-------- Records for the task --------
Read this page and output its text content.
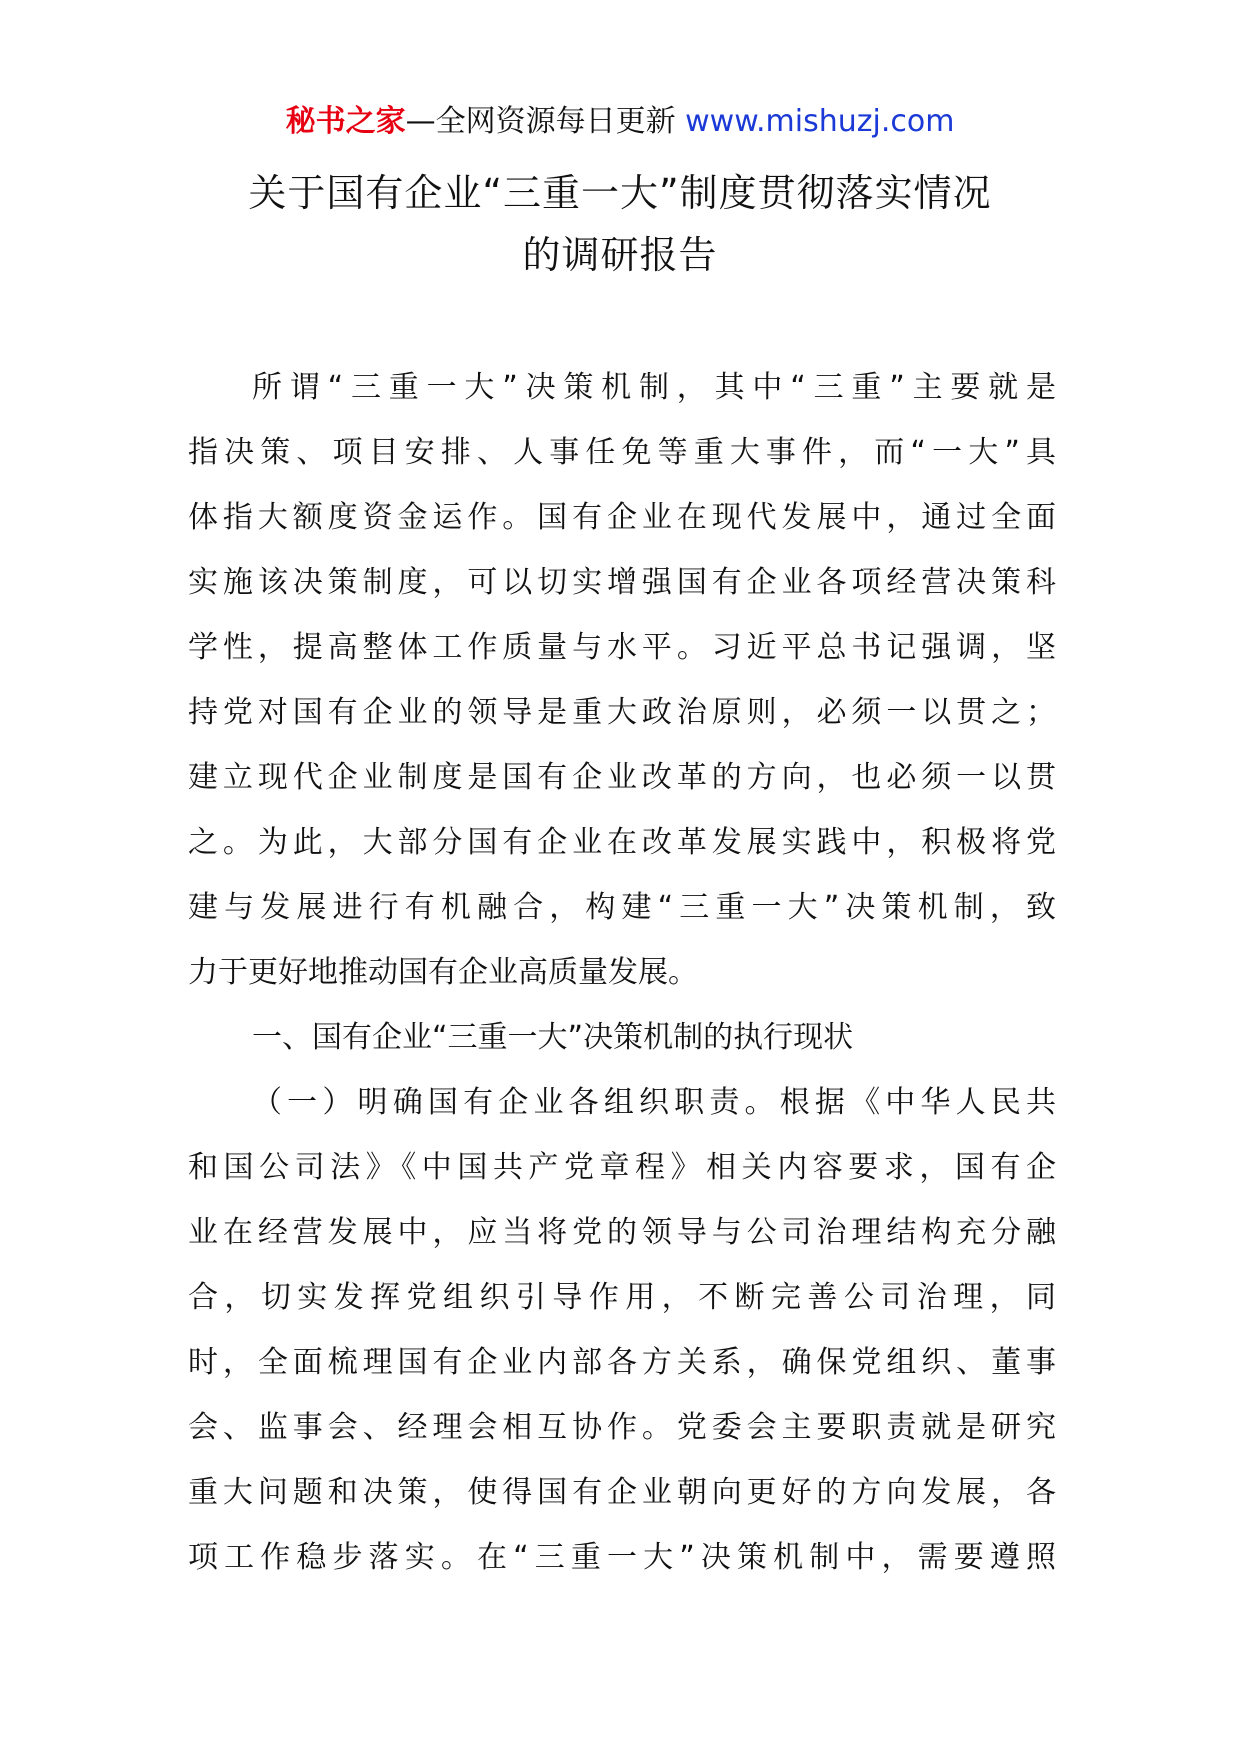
秘书之家—全网资源每日更新 www.mishuzj.com
关于国有企业“三重一大”制度贯彻落实情况
的调研报告
所谓“三重一大”决策机制，其中“三重”主要就是
指决策、项目安排、人事任免等重大事件，而“一大”具
体指大额度资金运作。国有企业在现代发展中，通过全面
实施该决策制度，可以切实增强国有企业各项经营决策科
学性，提高整体工作质量与水平。习近平总书记强调，坚
持党对国有企业的领导是重大政治原则，必须一以贯之；
建立现代企业制度是国有企业改革的方向，也必须一以贯
之。为此，大部分国有企业在改革发展实践中，积极将党
建与发展进行有机融合，构建“三重一大”决策机制，致
力于更好地推动国有企业高质量发展。
一、国有企业“三重一大”决策机制的执行现状
（一）明确国有企业各组织职责。根据《中华人民共
和国公司法》《中国共产党章程》相关内容要求，国有企
业在经营发展中，应当将党的领导与公司治理结构充分融
合，切实发挥党组织引导作用，不断完善公司治理，同
时，全面梳理国有企业内部各方关系，确保党组织、董事
会、监事会、经理会相互协作。党委会主要职责就是研究
重大问题和决策，使得国有企业朝向更好的方向发展，各
项工作稳步落实。在“三重一大”决策机制中，需要遵照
--------
Note how many lines in the material hold the word "三重一大", and give that number with nothing added.

§ **Answer to the problem**
5